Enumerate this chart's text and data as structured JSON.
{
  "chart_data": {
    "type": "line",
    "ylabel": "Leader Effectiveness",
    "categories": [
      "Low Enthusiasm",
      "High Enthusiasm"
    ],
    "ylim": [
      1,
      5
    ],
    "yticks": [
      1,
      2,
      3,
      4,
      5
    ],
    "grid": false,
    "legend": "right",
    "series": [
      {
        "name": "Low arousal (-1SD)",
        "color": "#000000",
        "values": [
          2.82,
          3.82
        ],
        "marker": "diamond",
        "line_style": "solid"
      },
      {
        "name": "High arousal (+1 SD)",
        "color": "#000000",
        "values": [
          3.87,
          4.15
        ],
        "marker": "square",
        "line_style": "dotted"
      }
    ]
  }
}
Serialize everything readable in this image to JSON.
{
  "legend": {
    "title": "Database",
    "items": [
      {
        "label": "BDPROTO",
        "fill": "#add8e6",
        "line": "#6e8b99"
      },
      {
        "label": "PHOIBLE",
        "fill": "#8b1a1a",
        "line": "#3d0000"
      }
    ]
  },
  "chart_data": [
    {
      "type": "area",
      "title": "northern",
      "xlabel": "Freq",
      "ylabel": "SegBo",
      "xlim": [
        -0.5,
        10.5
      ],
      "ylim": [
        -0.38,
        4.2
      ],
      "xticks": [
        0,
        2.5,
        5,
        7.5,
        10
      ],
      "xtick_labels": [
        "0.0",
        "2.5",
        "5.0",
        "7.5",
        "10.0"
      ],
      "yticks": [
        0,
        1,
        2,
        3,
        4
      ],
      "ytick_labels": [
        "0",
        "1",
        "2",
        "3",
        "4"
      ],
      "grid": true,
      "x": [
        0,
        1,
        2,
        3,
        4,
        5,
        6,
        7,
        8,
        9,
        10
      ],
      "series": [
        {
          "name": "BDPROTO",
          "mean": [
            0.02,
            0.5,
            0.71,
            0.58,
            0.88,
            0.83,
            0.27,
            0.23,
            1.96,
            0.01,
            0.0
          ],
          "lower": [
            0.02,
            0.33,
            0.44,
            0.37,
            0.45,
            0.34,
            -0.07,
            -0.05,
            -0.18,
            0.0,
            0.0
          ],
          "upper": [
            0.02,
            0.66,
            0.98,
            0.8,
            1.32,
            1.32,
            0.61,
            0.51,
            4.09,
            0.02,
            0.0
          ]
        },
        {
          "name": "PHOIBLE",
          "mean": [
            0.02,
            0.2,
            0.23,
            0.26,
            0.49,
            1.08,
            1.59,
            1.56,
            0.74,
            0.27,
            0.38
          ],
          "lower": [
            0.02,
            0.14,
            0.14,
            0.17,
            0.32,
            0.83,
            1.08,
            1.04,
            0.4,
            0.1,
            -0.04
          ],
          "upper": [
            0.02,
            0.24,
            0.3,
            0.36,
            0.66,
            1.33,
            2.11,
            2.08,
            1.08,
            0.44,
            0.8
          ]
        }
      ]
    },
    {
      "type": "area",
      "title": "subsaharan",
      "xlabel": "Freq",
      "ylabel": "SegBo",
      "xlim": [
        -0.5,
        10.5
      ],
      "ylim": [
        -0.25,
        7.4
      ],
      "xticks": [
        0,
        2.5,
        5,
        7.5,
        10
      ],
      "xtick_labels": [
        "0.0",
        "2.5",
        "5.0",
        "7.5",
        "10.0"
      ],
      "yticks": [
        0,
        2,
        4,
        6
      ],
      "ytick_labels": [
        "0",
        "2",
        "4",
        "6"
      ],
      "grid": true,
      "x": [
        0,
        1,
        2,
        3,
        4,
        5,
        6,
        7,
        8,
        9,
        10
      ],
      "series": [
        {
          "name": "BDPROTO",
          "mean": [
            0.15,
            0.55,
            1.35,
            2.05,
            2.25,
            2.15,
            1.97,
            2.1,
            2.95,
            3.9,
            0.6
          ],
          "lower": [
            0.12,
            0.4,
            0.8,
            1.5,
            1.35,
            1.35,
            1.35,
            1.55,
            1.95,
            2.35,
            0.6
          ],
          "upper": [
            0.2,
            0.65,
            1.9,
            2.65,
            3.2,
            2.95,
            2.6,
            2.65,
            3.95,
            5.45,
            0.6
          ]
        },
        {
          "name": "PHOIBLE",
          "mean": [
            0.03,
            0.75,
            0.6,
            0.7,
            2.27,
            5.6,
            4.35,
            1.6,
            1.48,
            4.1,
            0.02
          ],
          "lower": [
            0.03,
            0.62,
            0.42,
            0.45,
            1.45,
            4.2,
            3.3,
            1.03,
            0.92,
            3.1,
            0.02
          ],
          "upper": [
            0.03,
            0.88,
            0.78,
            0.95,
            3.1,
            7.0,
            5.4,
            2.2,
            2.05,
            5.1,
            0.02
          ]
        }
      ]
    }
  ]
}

⁂

**Short problem**
Using the listing, copy every line where the word "arousal" shows up.

**Solved problem**
        "name": "Low arousal (-1SD)",
        "name": "High arousal (+1 SD)",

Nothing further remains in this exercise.